Given task: Give as a numbered list everything in the records from the line containing "refresh-data-button[interactable]: Refresh Data" down to the line containing "record-macro-label: Record Macro", both included, omitting any blank lines.

# START OF Entries supplied

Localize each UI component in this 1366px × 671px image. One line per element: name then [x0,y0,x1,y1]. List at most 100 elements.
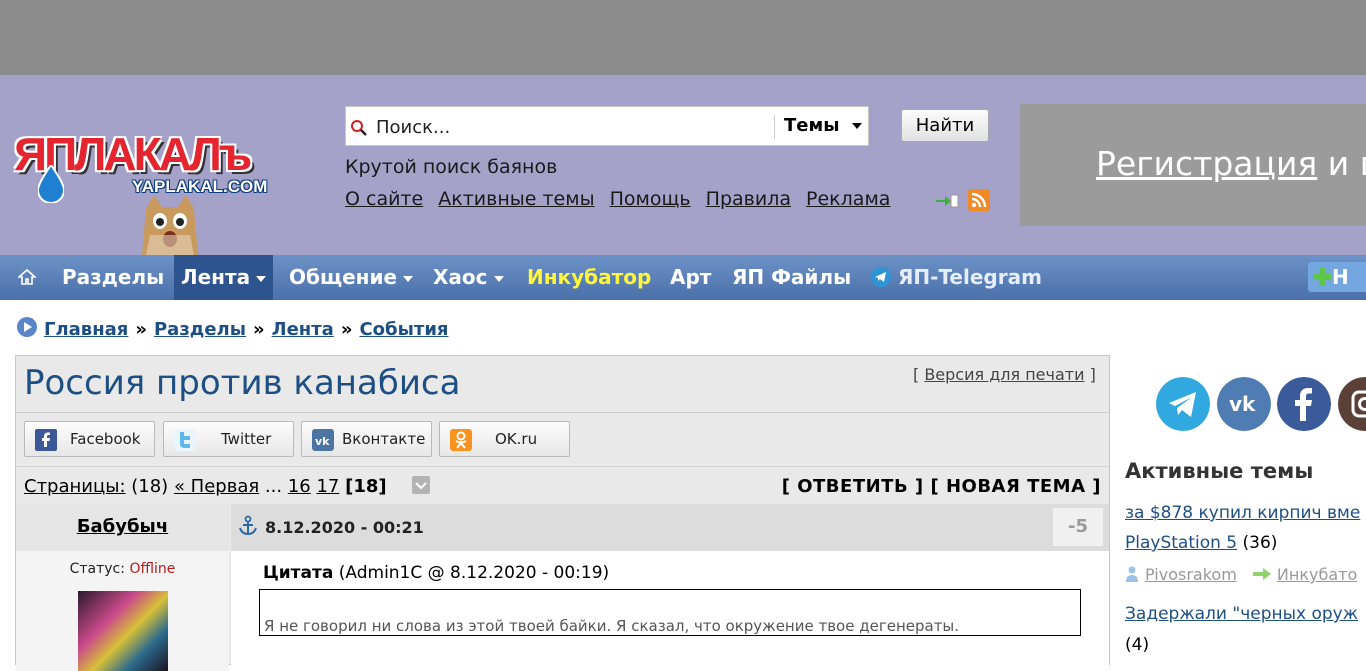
active-topic-1-user[interactable]: Pivosrakom [1145,565,1237,584]
chevron-down-icon [403,276,413,282]
add-button[interactable]: Н [1308,262,1366,292]
plus-icon [1312,267,1332,287]
search-button[interactable]: Найти [901,109,989,142]
pagination: Страницы: (18) « Первая ... 16 17 [18] [24,476,430,499]
odnoklassniki-icon [450,429,472,451]
dropdown-box-icon[interactable] [412,476,430,499]
share-twitter-button[interactable]: Twitter [163,421,294,457]
home-icon[interactable] [18,255,36,300]
user-panel: Статус: Offline [16,551,229,671]
instagram-social-icon[interactable] [1338,377,1366,431]
link-ads[interactable]: Реклама [806,188,890,210]
new-topic-button[interactable]: [ НОВАЯ ТЕМА ] [930,476,1101,497]
page-16-link[interactable]: 16 [288,476,311,497]
share-ok-button[interactable]: OK.ru [439,421,570,457]
telegram-icon [871,267,891,287]
site-logo[interactable]: ЯПЛАКАЛъ YAPLAKAL.COM [14,127,314,257]
active-topic-2-link[interactable]: Задержали "черных оруж [1125,604,1358,624]
post-date: 8.12.2020 - 00:21 [265,518,424,537]
svg-text:vk: vk [1229,392,1256,416]
current-page: [18] [345,476,387,497]
link-rules[interactable]: Правила [706,188,791,210]
search-input[interactable] [374,111,778,143]
cat-mascot-icon [138,195,202,259]
telegram-social-icon[interactable] [1156,377,1210,431]
active-topic-1-link[interactable]: за $878 купил кирпич вме [1125,503,1360,523]
post-author-link[interactable]: Бабубыч [77,516,168,537]
breadcrumb-home[interactable]: Главная [44,319,128,340]
active-topic-1-meta: Pivosrakom Инкубато [1125,565,1357,584]
nav-chat[interactable]: Общение [289,255,413,300]
register-rest: и в [1328,144,1366,183]
reply-button[interactable]: [ ОТВЕТИТЬ ] [782,476,924,497]
chevron-down-icon[interactable] [852,123,862,129]
top-banner-area [0,0,1366,75]
header-links: О сайте Активные темы Помощь Правила Рек… [345,188,899,210]
rss-icon[interactable] [968,189,990,211]
post-content: Цитата (Admin1C @ 8.12.2020 - 00:19) Я н… [231,551,1109,671]
search-icon [350,119,368,141]
breadcrumb: Главная»Разделы»Лента»События [16,316,449,343]
register-panel: Регистрация и в [1020,104,1366,226]
status-badge: Offline [129,561,175,577]
chevron-down-icon [256,276,266,282]
link-active-topics[interactable]: Активные темы [438,188,594,210]
post-header: Бабубыч 8.12.2020 - 00:21 -5 [16,504,1109,551]
logo-domain: YAPLAKAL.COM [132,177,267,197]
nav-sections[interactable]: Разделы [62,255,164,300]
nav-chaos[interactable]: Хаос [433,255,504,300]
vk-social-icon[interactable]: vk [1217,377,1271,431]
pages-label-link[interactable]: Страницы: [24,476,126,497]
topic-actions: [ ОТВЕТИТЬ ] [ НОВАЯ ТЕМА ] [782,476,1101,497]
search-separator [774,115,775,139]
post-rating: -5 [1053,508,1103,546]
first-page-link[interactable]: « Первая [174,476,259,497]
active-topic-1-link-cont[interactable]: PlayStation 5 [1125,533,1237,553]
divider [16,412,1109,413]
facebook-social-icon[interactable] [1277,377,1331,431]
login-arrow-icon[interactable] [935,191,959,211]
link-about[interactable]: О сайте [345,188,423,210]
avatar[interactable] [78,591,168,671]
share-vk-button[interactable]: vk Вконтакте [301,421,432,457]
chevron-down-icon [494,276,504,282]
breadcrumb-events[interactable]: События [359,319,448,340]
quote-box: Я не говорил ни слова из этой твоей байк… [259,589,1081,636]
breadcrumb-feed[interactable]: Лента [272,319,334,340]
search-scope-select[interactable]: Темы [784,115,839,136]
facebook-icon [35,429,57,451]
active-topic-1-count: (36) [1243,533,1278,553]
search-box: Темы [345,106,869,146]
link-help[interactable]: Помощь [610,188,691,210]
post-body: Статус: Offline Цитата (Admin1C @ 8.12.2… [16,551,1109,671]
arrow-right-icon [1252,567,1272,581]
main-nav: Разделы Лента Общение Хаос Инкубатор Арт… [0,255,1366,300]
active-topic-1-section[interactable]: Инкубато [1277,565,1357,584]
nav-feed[interactable]: Лента [174,255,273,300]
quote-header: Цитата (Admin1C @ 8.12.2020 - 00:19) [263,563,609,583]
breadcrumb-sections[interactable]: Разделы [154,319,246,340]
active-topics-title: Активные темы [1125,459,1313,483]
water-drop-icon [38,165,64,207]
nav-files[interactable]: ЯП Файлы [732,255,851,300]
svg-text:vk: vk [315,435,330,448]
share-facebook-button[interactable]: Facebook [24,421,155,457]
post-author-cell: Бабубыч [16,504,229,551]
nav-art[interactable]: Арт [670,255,711,300]
nav-telegram[interactable]: ЯП-Telegram [871,255,1042,300]
nav-incubator[interactable]: Инкубатор [527,255,651,300]
header-small-icons [935,189,990,215]
page-title: Россия против канабиса [24,363,460,403]
search-tagline: Крутой поиск баянов [345,156,557,178]
post-date-cell: 8.12.2020 - 00:21 -5 [231,504,1109,551]
vk-icon: vk [312,429,334,451]
page-17-link[interactable]: 17 [316,476,339,497]
print-version-link[interactable]: Версия для печати [924,365,1084,384]
user-status: Статус: Offline [16,561,229,577]
register-link[interactable]: Регистрация [1096,144,1317,183]
pagination-bar: Страницы: (18) « Первая ... 16 17 [18] [… [16,466,1109,505]
user-icon [1125,566,1139,582]
active-topic-2-count: (4) [1125,635,1149,655]
anchor-icon[interactable] [237,515,259,541]
play-arrow-icon [16,316,38,343]
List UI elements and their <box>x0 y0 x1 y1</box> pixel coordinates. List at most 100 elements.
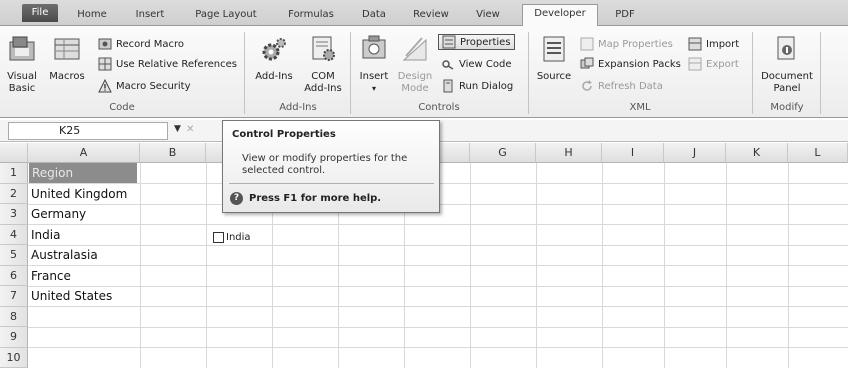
refresh-data-button[interactable]: Refresh Data <box>580 78 663 94</box>
insert-control-button[interactable]: Insert ▾ <box>354 34 394 95</box>
tab-pdf[interactable]: PDF <box>608 6 642 26</box>
com-add-ins-button[interactable]: COM Add-Ins <box>300 34 346 95</box>
gridline <box>28 306 848 307</box>
column-header[interactable]: J <box>664 143 726 163</box>
chevron-down-icon[interactable]: ▼ <box>174 124 181 134</box>
tab-data[interactable]: Data <box>356 6 392 26</box>
add-ins-group-label: Add-Ins <box>279 102 317 113</box>
tab-insert[interactable]: Insert <box>128 6 172 26</box>
tab-review[interactable]: Review <box>408 6 454 26</box>
record-macro-label: Record Macro <box>116 38 184 50</box>
import-button[interactable]: Import <box>688 36 739 52</box>
tab-page-layout[interactable]: Page Layout <box>186 6 266 26</box>
controls-group-label: Controls <box>418 102 460 113</box>
cell-a1[interactable]: Region <box>29 163 137 183</box>
tooltip-body: View or modify properties for the select… <box>242 153 408 176</box>
checkbox-label: India <box>226 232 251 243</box>
row-header[interactable]: 2 <box>0 183 28 204</box>
expansion-packs-label: Expansion Packs <box>598 58 681 70</box>
source-button[interactable]: Source <box>534 34 574 83</box>
row-header[interactable]: 1 <box>0 163 28 184</box>
record-macro-icon <box>98 38 112 50</box>
map-properties-button[interactable]: Map Properties <box>580 36 673 52</box>
select-all-corner[interactable] <box>0 143 28 163</box>
column-header[interactable]: B <box>140 143 206 163</box>
row-header[interactable]: 6 <box>0 265 28 286</box>
row-header[interactable]: 9 <box>0 327 28 348</box>
import-label: Import <box>706 38 740 50</box>
document-panel-button[interactable]: Document Panel <box>758 34 816 95</box>
row-header[interactable]: 3 <box>0 204 28 225</box>
com-add-ins-icon <box>312 36 335 61</box>
visual-basic-button[interactable]: Visual Basic <box>4 34 40 95</box>
checkbox-box[interactable] <box>213 232 224 243</box>
cell-a5[interactable]: Australasia <box>31 245 98 265</box>
group-separator <box>820 32 821 114</box>
document-panel-label: Document Panel <box>761 71 813 94</box>
properties-icon <box>442 35 456 49</box>
tab-formulas[interactable]: Formulas <box>280 6 342 26</box>
cell-a7[interactable]: United States <box>31 286 112 306</box>
properties-button[interactable]: Properties <box>438 34 515 50</box>
column-header[interactable]: H <box>536 143 602 163</box>
macro-security-button[interactable]: Macro Security <box>98 78 191 94</box>
design-mode-label: Design Mode <box>397 71 433 94</box>
chevron-down-icon: ▾ <box>371 84 376 93</box>
visual-basic-label: Visual Basic <box>7 71 37 94</box>
design-mode-button[interactable]: Design Mode <box>394 34 436 95</box>
cancel-icon[interactable]: ✕ <box>186 124 194 135</box>
cell-a2[interactable]: United Kingdom <box>31 184 127 204</box>
warning-icon <box>98 79 112 93</box>
help-icon: ? <box>230 192 243 205</box>
row-header[interactable]: 8 <box>0 306 28 327</box>
ribbon: Visual Basic Macros Record Macro Use Rel… <box>0 26 848 118</box>
xml-source-icon <box>543 36 565 62</box>
tab-home[interactable]: Home <box>72 6 112 26</box>
column-header[interactable]: G <box>470 143 536 163</box>
column-header[interactable]: A <box>28 143 140 163</box>
add-ins-button[interactable]: Add-Ins <box>252 34 296 83</box>
code-group-label: Code <box>109 102 135 113</box>
column-header[interactable]: L <box>788 143 848 163</box>
import-icon <box>688 37 702 51</box>
map-properties-label: Map Properties <box>598 38 673 50</box>
run-dialog-button[interactable]: Run Dialog <box>441 78 513 94</box>
view-code-button[interactable]: View Code <box>441 56 512 72</box>
macros-button[interactable]: Macros <box>46 34 88 83</box>
source-label: Source <box>536 71 572 82</box>
export-button[interactable]: Export <box>688 56 739 72</box>
expansion-packs-icon <box>580 57 594 69</box>
record-macro-button[interactable]: Record Macro <box>98 36 184 52</box>
macros-icon <box>54 38 80 60</box>
relative-references-icon <box>98 57 112 71</box>
tab-developer[interactable]: Developer <box>522 4 598 27</box>
view-code-icon <box>442 60 454 70</box>
row-header[interactable]: 10 <box>0 347 28 368</box>
gear-icon <box>262 38 286 61</box>
tab-view[interactable]: View <box>470 6 506 26</box>
cell-a6[interactable]: France <box>31 266 71 286</box>
insert-control-label: Insert <box>359 71 389 82</box>
row-header[interactable]: 7 <box>0 286 28 307</box>
refresh-data-label: Refresh Data <box>598 80 663 92</box>
group-separator <box>528 32 529 114</box>
xml-group-label: XML <box>629 102 651 113</box>
column-header[interactable]: K <box>726 143 788 163</box>
refresh-icon <box>582 80 592 91</box>
cell-a3[interactable]: Germany <box>31 204 86 224</box>
gridline <box>28 265 848 266</box>
tab-file[interactable]: File <box>22 4 58 22</box>
cell-a4[interactable]: India <box>31 225 60 245</box>
control-properties-tooltip: Control Properties View or modify proper… <box>222 120 440 213</box>
row-header[interactable]: 4 <box>0 224 28 245</box>
row-header[interactable]: 5 <box>0 245 28 266</box>
toolbox-icon <box>362 35 386 59</box>
use-relative-references-button[interactable]: Use Relative References <box>98 56 237 72</box>
view-code-label: View Code <box>459 58 512 70</box>
ribbon-tab-bar: File Home Insert Page Layout Formulas Da… <box>0 0 848 27</box>
name-box[interactable]: K25 <box>8 122 168 140</box>
india-checkbox[interactable]: India <box>213 232 251 243</box>
macro-security-label: Macro Security <box>116 80 191 92</box>
column-header[interactable]: I <box>602 143 664 163</box>
expansion-packs-button[interactable]: Expansion Packs <box>580 56 681 72</box>
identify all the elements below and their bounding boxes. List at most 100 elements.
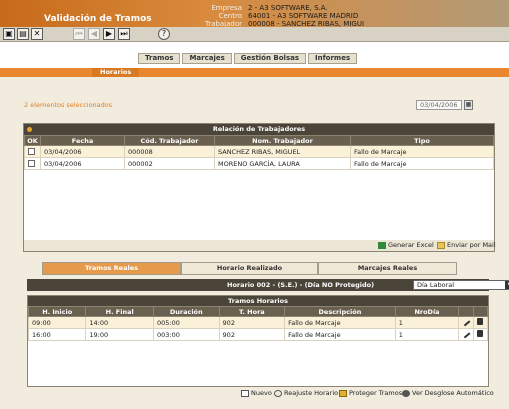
trash-icon[interactable]: [476, 318, 483, 325]
info-values: 2 - A3 SOFTWARE, S.A. 64001 - A3 SOFTWAR…: [248, 4, 364, 28]
info-labels: Empresa Centro Trabajador: [202, 4, 242, 28]
mail-icon: [437, 241, 445, 249]
cell-inicio: 16:00: [27, 328, 87, 341]
tramos-panel-header: Tramos Horarios: [28, 296, 488, 306]
first-icon[interactable]: ⏮: [73, 28, 85, 40]
tab-marcajes[interactable]: Marcajes: [182, 53, 232, 64]
workers-panel-header: Relación de Trabajadores: [24, 124, 494, 135]
workers-panel-title: Relación de Trabajadores: [212, 125, 306, 133]
cell-duracion: 005:00: [152, 316, 220, 329]
row-checkbox[interactable]: [28, 148, 35, 155]
tab-marcajes-reales[interactable]: Marcajes Reales: [318, 262, 457, 275]
eye-icon: [402, 389, 410, 397]
workers-panel-footer: Generar Excel Enviar por Mail: [24, 240, 496, 251]
table-row[interactable]: 03/04/2006 000002 MORENO GARCÍA, LAURA F…: [24, 157, 494, 170]
cell-tipo: Fallo de Marcaje: [350, 145, 494, 158]
date-field[interactable]: 03/04/2006: [416, 100, 462, 110]
subtab-horarios[interactable]: Horarios: [92, 68, 140, 77]
tramos-panel-title: Tramos Horarios: [228, 297, 288, 305]
cell-nrodia: 1: [394, 328, 460, 341]
section-tabs: Tramos Reales Horario Realizado Marcajes…: [42, 262, 457, 275]
col-fecha[interactable]: Fecha: [40, 135, 125, 146]
app-title: Validación de Tramos: [44, 14, 152, 24]
col-delete: [472, 306, 489, 317]
tab-horario-realizado[interactable]: Horario Realizado: [181, 262, 318, 275]
toolbar: ▣ ▤ ✕ ⏮ ◀ ▶ ⏭ ?: [0, 27, 509, 42]
help-icon[interactable]: ?: [158, 28, 170, 40]
edit-icon[interactable]: [460, 316, 471, 327]
edit-icon[interactable]: [460, 328, 471, 339]
day-type-select[interactable]: Día Laboral ▼: [413, 280, 509, 290]
cell-final: 14:00: [85, 316, 154, 329]
col-edit: [458, 306, 474, 317]
empresa-label: Empresa: [211, 4, 242, 12]
tab-tramos-reales[interactable]: Tramos Reales: [42, 262, 181, 275]
col-h-inicio[interactable]: H. Inicio: [27, 306, 87, 317]
cell-nom: MORENO GARCÍA, LAURA: [214, 157, 351, 170]
new-doc-icon: [241, 389, 249, 397]
lock-icon: [339, 389, 347, 397]
subtab-strip: [0, 68, 509, 77]
reajuste-horario-button[interactable]: Reajuste Horario: [274, 389, 338, 397]
cell-final: 19:00: [85, 328, 154, 341]
proteger-tramos-button[interactable]: Proteger Tramos: [339, 389, 402, 397]
table-row[interactable]: 16:00 19:00 003:00 902 Fallo de Marcaje …: [27, 328, 489, 341]
cell-nom: SANCHEZ RIBAS, MIGUEL: [214, 145, 351, 158]
cell-thora: 902: [218, 328, 286, 341]
row-checkbox[interactable]: [28, 160, 35, 167]
cell-duracion: 003:00: [152, 328, 220, 341]
col-ok[interactable]: OK: [24, 135, 41, 146]
excel-icon: [378, 241, 386, 249]
nuevo-button[interactable]: Nuevo: [241, 389, 272, 397]
day-type-value: Día Laboral: [417, 281, 455, 289]
clock-icon: [274, 389, 282, 397]
cell-fecha: 03/04/2006: [40, 157, 125, 170]
col-nrodia[interactable]: NroDía: [394, 306, 460, 317]
options-icon[interactable]: [27, 127, 32, 132]
tramos-panel: Tramos Horarios H. Inicio H. Final Durac…: [27, 295, 489, 387]
workers-panel: Relación de Trabajadores OK Fecha Cód. T…: [23, 123, 495, 252]
enviar-mail-button[interactable]: Enviar por Mail: [437, 241, 496, 249]
tab-gestion-bolsas[interactable]: Gestión Bolsas: [233, 53, 307, 64]
enviar-mail-label: Enviar por Mail: [447, 241, 496, 249]
close-icon[interactable]: ✕: [31, 28, 43, 40]
last-icon[interactable]: ⏭: [118, 28, 130, 40]
col-descripcion[interactable]: Descripción: [284, 306, 396, 317]
empresa-value: 2 - A3 SOFTWARE, S.A.: [248, 4, 328, 12]
col-duracion[interactable]: Duración: [152, 306, 220, 317]
selection-count: 2 elementos seleccionados: [24, 101, 113, 109]
cell-desc: Fallo de Marcaje: [284, 316, 396, 329]
col-cod-trabajador[interactable]: Cód. Trabajador: [124, 135, 215, 146]
tab-tramos[interactable]: Tramos: [138, 53, 181, 64]
chevron-down-icon[interactable]: ▼: [505, 281, 509, 289]
cell-nrodia: 1: [394, 316, 460, 329]
horario-bar: Horario 002 - (S.E.) - (Día NO Protegido…: [27, 279, 509, 291]
col-tipo[interactable]: Tipo: [350, 135, 494, 146]
col-nom-trabajador[interactable]: Nom. Trabajador: [214, 135, 351, 146]
save-icon[interactable]: ▣: [3, 28, 15, 40]
cell-fecha: 03/04/2006: [40, 145, 125, 158]
tramos-table: H. Inicio H. Final Duración T. Hora Desc…: [27, 306, 489, 341]
col-h-final[interactable]: H. Final: [85, 306, 154, 317]
next-icon[interactable]: ▶: [103, 28, 115, 40]
horario-label: Horario 002 - (S.E.) - (Día NO Protegido…: [227, 281, 375, 289]
proteger-label: Proteger Tramos: [349, 389, 403, 397]
reajuste-label: Reajuste Horario: [284, 389, 339, 397]
save-close-icon[interactable]: ▤: [17, 28, 29, 40]
table-row[interactable]: 09:00 14:00 005:00 902 Fallo de Marcaje …: [27, 316, 489, 329]
cell-thora: 902: [218, 316, 286, 329]
ver-desglose-label: Ver Desglose Automático: [412, 389, 494, 397]
col-t-hora[interactable]: T. Hora: [218, 306, 286, 317]
ver-desglose-button[interactable]: Ver Desglose Automático: [402, 389, 494, 397]
tab-informes[interactable]: Informes: [308, 53, 358, 64]
table-row[interactable]: 03/04/2006 000008 SANCHEZ RIBAS, MIGUEL …: [24, 145, 494, 158]
generar-excel-label: Generar Excel: [388, 241, 434, 249]
cell-tipo: Fallo de Marcaje: [350, 157, 494, 170]
cell-cod: 000008: [124, 145, 215, 158]
prev-icon[interactable]: ◀: [88, 28, 100, 40]
title-bar: Validación de Tramos Empresa Centro Trab…: [0, 0, 509, 28]
nuevo-label: Nuevo: [251, 389, 272, 397]
generar-excel-button[interactable]: Generar Excel: [378, 241, 434, 249]
trash-icon[interactable]: [476, 330, 483, 337]
calendar-icon[interactable]: ▦: [464, 100, 473, 110]
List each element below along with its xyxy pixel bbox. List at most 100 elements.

# END OF Entries supplied

The reply:
1. refresh-data-button[interactable]: Refresh Data <box>580 78 663 94</box>
2. insert-control-button[interactable]: Insert ▾ <box>354 34 394 95</box>
3. tab-pdf[interactable]: PDF <box>608 6 642 26</box>
4. com-add-ins-button[interactable]: COM Add-Ins <box>300 34 346 95</box>
5. gridline <box>28 306 848 307</box>
6. column-header[interactable]: J <box>664 143 726 163</box>
7. chevron-down-icon[interactable]: ▼ <box>174 124 181 134</box>
8. tab-data[interactable]: Data <box>356 6 392 26</box>
9. add-ins-group-label: Add-Ins <box>279 102 317 113</box>
10. tab-insert[interactable]: Insert <box>128 6 172 26</box>
11. tab-review[interactable]: Review <box>408 6 454 26</box>
12. record-macro-label: Record Macro <box>116 38 184 50</box>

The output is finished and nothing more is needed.